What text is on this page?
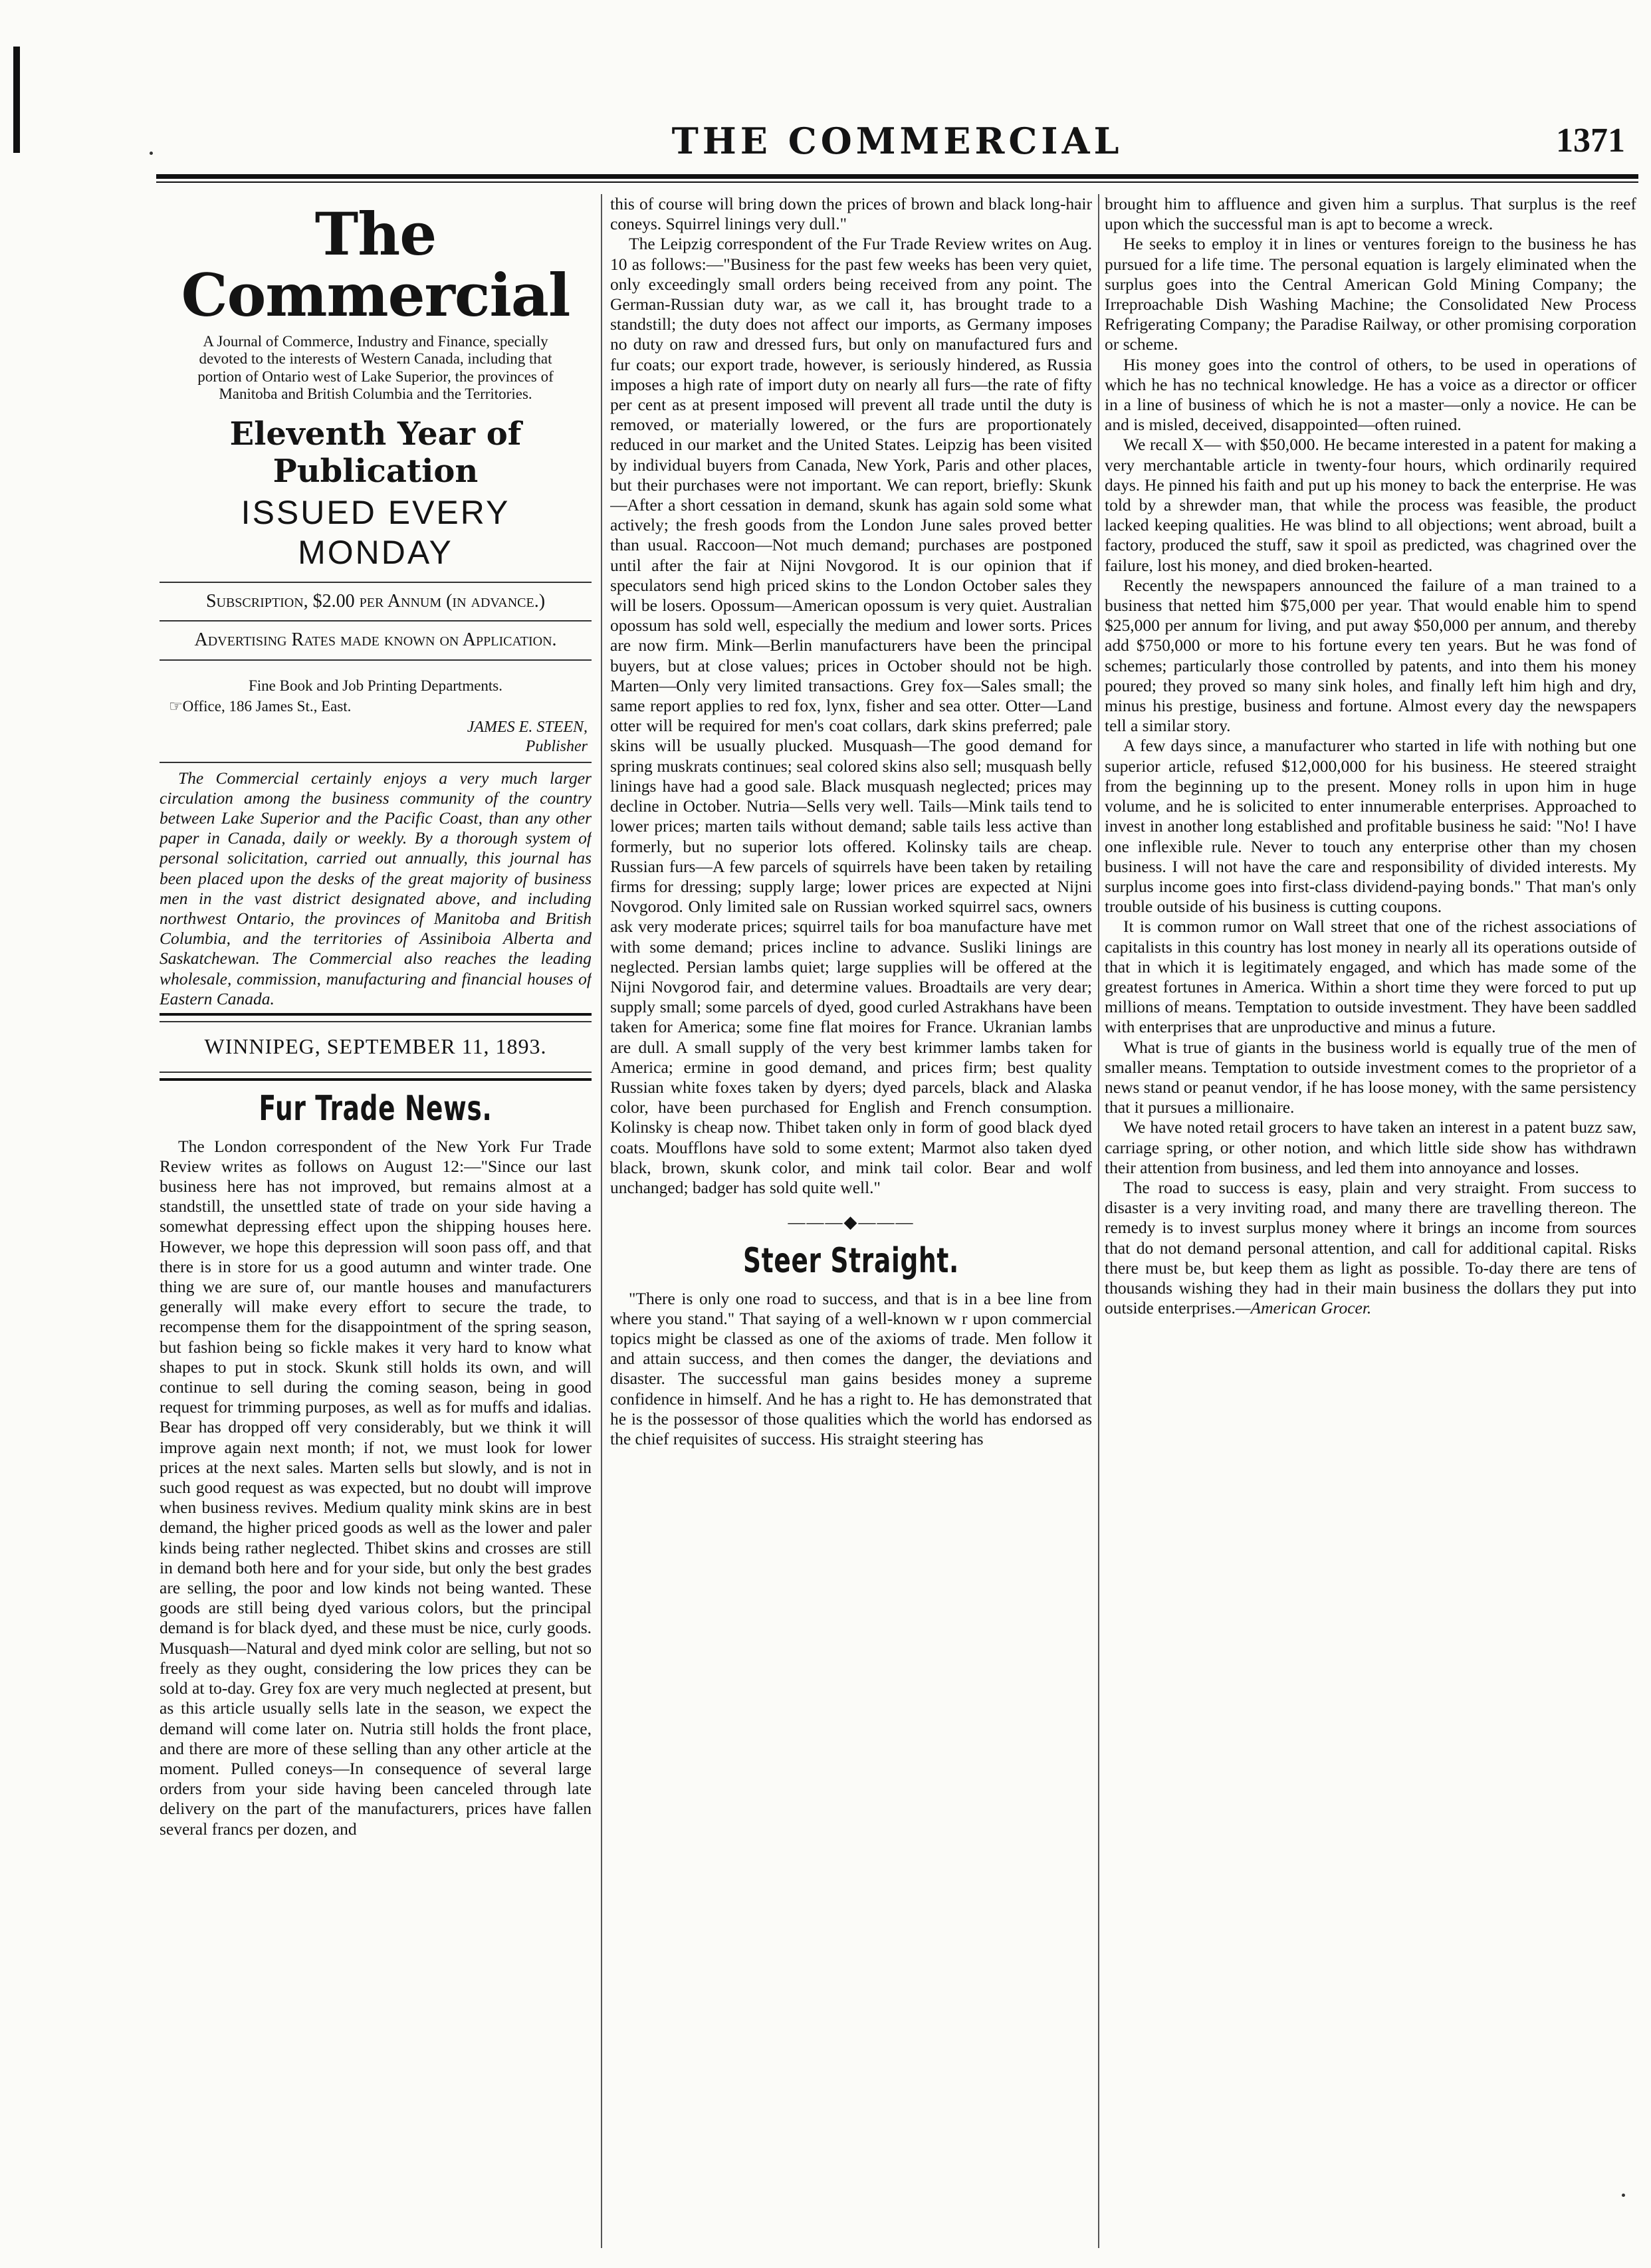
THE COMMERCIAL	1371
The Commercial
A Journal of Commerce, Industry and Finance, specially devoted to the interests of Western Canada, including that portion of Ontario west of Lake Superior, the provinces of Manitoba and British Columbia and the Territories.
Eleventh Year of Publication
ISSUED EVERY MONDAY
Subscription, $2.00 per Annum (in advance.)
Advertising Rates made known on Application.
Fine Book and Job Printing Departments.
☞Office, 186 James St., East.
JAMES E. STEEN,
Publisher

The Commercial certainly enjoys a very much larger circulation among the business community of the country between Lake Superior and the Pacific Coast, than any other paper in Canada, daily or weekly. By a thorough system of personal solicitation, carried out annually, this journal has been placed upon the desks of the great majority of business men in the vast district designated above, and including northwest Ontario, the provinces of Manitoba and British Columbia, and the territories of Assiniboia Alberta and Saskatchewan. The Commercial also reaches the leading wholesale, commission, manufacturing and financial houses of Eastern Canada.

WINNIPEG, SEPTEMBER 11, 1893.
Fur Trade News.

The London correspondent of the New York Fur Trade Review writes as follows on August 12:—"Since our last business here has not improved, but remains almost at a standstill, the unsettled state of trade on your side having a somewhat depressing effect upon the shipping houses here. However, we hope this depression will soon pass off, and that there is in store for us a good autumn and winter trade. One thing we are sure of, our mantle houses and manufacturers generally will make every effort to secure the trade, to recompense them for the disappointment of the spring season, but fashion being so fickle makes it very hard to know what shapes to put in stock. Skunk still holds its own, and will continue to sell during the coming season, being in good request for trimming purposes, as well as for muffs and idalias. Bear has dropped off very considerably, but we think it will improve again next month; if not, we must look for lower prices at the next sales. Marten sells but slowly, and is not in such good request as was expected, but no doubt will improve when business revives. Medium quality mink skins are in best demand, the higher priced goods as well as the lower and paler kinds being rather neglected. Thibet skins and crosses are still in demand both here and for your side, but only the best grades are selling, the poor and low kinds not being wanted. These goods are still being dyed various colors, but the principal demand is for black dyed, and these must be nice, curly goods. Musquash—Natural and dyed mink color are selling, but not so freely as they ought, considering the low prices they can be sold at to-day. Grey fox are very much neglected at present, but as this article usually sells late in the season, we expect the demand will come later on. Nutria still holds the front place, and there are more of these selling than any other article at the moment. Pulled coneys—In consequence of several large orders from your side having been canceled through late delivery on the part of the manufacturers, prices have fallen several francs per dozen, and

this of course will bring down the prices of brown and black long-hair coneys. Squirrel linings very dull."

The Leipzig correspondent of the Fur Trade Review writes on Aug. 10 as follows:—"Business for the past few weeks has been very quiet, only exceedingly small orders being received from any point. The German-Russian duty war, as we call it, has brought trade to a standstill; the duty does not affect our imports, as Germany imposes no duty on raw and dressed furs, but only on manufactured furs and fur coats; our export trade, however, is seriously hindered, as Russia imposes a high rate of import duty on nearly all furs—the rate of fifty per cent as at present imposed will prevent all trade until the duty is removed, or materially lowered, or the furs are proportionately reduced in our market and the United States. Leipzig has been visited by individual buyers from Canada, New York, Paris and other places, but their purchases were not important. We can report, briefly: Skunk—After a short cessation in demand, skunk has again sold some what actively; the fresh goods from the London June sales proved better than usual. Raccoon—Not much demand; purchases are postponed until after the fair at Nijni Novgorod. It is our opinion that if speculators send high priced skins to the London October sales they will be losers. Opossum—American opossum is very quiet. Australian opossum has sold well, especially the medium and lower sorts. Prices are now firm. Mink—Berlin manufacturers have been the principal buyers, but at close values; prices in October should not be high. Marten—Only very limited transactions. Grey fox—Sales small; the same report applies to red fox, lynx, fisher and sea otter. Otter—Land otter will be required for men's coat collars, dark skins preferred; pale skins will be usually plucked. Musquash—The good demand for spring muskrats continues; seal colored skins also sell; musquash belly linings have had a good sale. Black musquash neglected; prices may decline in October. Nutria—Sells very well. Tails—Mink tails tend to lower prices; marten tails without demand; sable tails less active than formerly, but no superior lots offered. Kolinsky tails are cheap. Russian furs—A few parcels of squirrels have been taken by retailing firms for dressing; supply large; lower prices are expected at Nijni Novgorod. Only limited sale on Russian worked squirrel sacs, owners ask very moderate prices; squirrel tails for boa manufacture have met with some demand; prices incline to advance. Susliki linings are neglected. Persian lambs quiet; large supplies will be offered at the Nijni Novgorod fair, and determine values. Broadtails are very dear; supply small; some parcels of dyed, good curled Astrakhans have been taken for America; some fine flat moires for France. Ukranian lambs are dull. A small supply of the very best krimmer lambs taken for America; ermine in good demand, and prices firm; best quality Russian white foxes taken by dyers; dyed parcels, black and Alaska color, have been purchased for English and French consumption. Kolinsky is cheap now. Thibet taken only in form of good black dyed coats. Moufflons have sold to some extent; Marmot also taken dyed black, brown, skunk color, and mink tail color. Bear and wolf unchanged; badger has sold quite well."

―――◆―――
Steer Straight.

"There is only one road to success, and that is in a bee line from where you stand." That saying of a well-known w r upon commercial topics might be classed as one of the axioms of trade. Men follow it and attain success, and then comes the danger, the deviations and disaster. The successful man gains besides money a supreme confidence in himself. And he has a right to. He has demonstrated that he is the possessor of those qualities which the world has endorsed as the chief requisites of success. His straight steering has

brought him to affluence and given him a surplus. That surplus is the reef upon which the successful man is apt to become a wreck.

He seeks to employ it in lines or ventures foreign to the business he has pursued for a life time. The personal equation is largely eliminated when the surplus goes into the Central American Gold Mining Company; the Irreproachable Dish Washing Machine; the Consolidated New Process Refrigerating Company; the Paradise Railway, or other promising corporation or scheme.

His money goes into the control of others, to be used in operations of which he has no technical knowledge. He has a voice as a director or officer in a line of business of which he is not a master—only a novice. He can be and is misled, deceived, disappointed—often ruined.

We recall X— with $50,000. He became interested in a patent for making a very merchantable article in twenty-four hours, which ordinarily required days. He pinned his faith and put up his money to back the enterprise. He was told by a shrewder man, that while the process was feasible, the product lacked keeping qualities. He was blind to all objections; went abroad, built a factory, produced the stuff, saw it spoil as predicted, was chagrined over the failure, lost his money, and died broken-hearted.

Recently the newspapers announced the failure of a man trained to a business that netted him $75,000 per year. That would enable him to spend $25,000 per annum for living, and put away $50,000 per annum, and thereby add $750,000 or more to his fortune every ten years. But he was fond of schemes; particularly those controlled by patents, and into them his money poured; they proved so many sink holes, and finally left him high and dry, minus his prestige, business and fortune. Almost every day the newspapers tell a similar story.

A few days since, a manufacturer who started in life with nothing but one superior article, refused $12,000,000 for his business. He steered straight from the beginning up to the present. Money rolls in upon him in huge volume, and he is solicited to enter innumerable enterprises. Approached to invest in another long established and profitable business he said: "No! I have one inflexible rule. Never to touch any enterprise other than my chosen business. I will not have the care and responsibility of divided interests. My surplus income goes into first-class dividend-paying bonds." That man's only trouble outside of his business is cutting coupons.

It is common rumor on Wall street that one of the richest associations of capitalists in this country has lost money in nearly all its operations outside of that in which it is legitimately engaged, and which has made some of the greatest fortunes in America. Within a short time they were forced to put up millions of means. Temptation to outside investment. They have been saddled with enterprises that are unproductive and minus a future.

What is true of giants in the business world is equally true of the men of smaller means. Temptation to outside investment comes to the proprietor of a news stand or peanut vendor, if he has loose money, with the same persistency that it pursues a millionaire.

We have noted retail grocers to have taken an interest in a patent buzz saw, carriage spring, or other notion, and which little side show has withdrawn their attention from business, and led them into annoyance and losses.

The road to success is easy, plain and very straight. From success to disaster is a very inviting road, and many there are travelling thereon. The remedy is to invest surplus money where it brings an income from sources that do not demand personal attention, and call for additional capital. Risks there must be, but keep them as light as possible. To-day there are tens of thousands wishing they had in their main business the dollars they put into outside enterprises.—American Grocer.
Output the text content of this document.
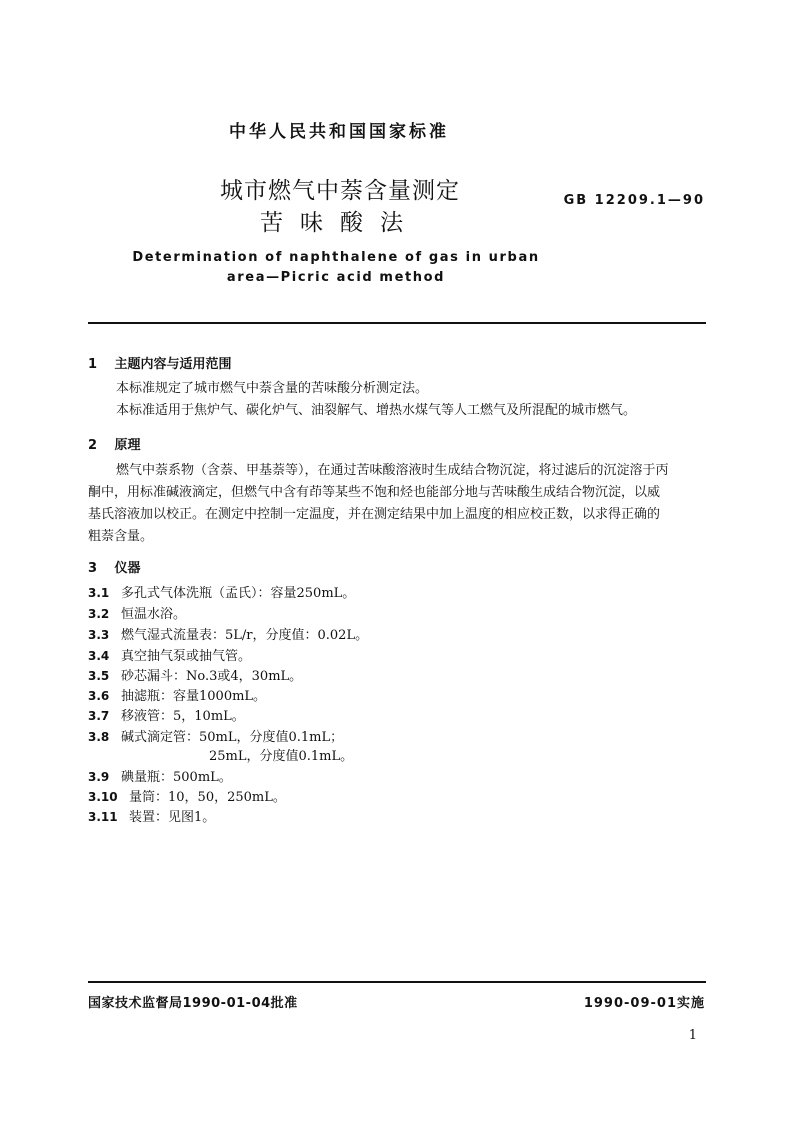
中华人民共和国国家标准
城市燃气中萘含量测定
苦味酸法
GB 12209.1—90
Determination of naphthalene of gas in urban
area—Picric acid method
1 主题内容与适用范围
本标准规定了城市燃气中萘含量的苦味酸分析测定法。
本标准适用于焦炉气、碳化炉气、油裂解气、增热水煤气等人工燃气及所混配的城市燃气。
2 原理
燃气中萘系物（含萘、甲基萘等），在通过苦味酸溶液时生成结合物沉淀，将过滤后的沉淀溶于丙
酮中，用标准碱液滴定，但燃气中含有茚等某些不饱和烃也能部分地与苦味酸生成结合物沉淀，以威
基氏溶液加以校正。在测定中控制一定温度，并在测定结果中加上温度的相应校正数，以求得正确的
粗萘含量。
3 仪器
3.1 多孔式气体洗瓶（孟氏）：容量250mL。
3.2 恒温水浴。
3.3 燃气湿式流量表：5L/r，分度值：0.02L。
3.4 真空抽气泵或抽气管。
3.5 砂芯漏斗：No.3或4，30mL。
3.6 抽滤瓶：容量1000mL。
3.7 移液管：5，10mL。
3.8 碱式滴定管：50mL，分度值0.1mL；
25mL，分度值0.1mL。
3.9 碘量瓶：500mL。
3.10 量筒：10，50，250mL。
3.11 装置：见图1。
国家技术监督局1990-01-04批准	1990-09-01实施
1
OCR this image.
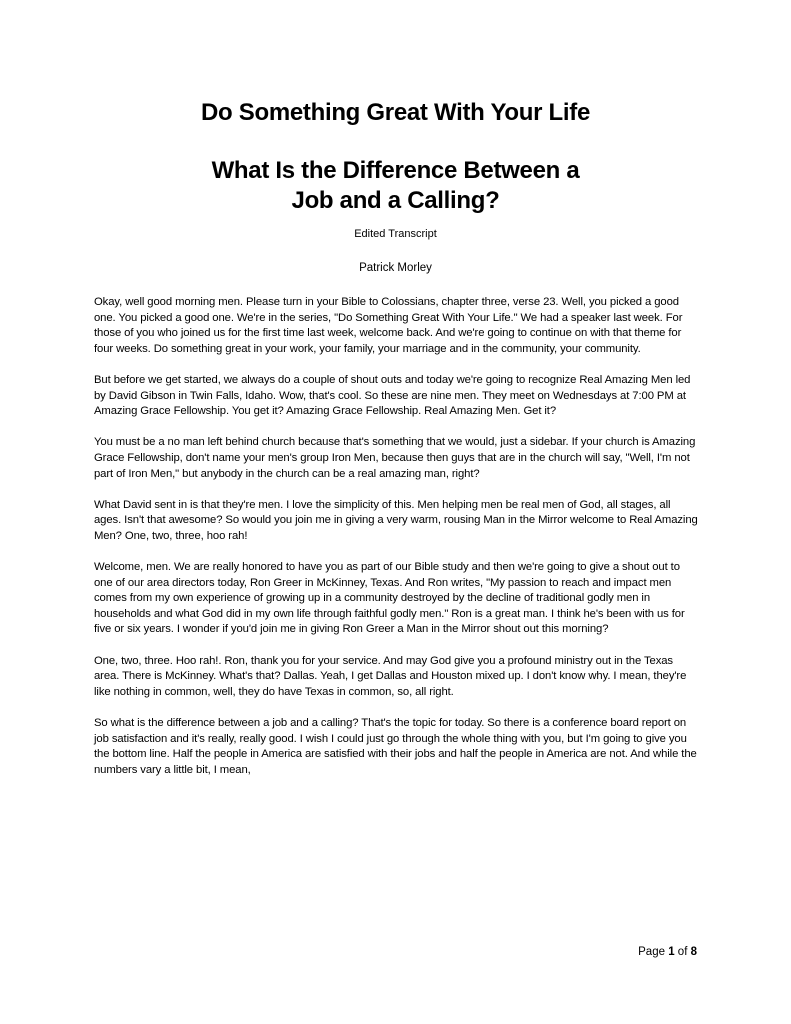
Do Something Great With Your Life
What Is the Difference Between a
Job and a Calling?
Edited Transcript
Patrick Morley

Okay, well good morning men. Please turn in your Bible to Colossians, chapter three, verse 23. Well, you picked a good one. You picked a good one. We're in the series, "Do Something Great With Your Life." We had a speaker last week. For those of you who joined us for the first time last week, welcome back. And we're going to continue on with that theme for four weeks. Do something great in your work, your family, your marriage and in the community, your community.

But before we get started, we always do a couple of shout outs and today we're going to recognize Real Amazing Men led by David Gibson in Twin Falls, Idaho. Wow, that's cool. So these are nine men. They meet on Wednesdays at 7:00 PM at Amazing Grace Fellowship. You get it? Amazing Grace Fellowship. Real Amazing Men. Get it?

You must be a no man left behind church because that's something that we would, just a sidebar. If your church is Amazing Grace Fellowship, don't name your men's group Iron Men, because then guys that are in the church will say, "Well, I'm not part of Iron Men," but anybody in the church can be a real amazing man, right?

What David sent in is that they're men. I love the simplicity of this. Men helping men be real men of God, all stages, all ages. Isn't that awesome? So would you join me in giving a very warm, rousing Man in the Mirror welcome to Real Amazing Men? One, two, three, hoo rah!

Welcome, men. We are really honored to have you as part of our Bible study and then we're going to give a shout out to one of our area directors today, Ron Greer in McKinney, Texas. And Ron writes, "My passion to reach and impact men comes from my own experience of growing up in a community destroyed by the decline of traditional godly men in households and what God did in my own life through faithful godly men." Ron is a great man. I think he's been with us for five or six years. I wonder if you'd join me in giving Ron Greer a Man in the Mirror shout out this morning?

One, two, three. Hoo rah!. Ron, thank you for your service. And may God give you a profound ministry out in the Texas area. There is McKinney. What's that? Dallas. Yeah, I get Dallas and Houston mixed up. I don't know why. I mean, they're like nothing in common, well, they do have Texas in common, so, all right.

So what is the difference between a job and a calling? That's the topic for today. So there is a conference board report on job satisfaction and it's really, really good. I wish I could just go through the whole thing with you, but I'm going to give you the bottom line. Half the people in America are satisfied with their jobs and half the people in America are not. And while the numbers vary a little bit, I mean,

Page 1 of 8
+ + + +
* **Task requirements**: Gather each line of the listing containing the word "known" and show it.

* **Complete output**:
Advertising Rates made known on Application.
"There is only one road to success, and that is in a bee line from where you stand." That saying of a well-known w r upon commercial topics might be classed as one of the axioms of trade. Men follow it and attain success, and then comes the danger, the deviations and disaster. The successful man gains besides money a supreme confidence in himself. And he has a right to. He has demonstrated that he is the possessor of those qualities which the world has endorsed as the chief requisites of success. His straight steering has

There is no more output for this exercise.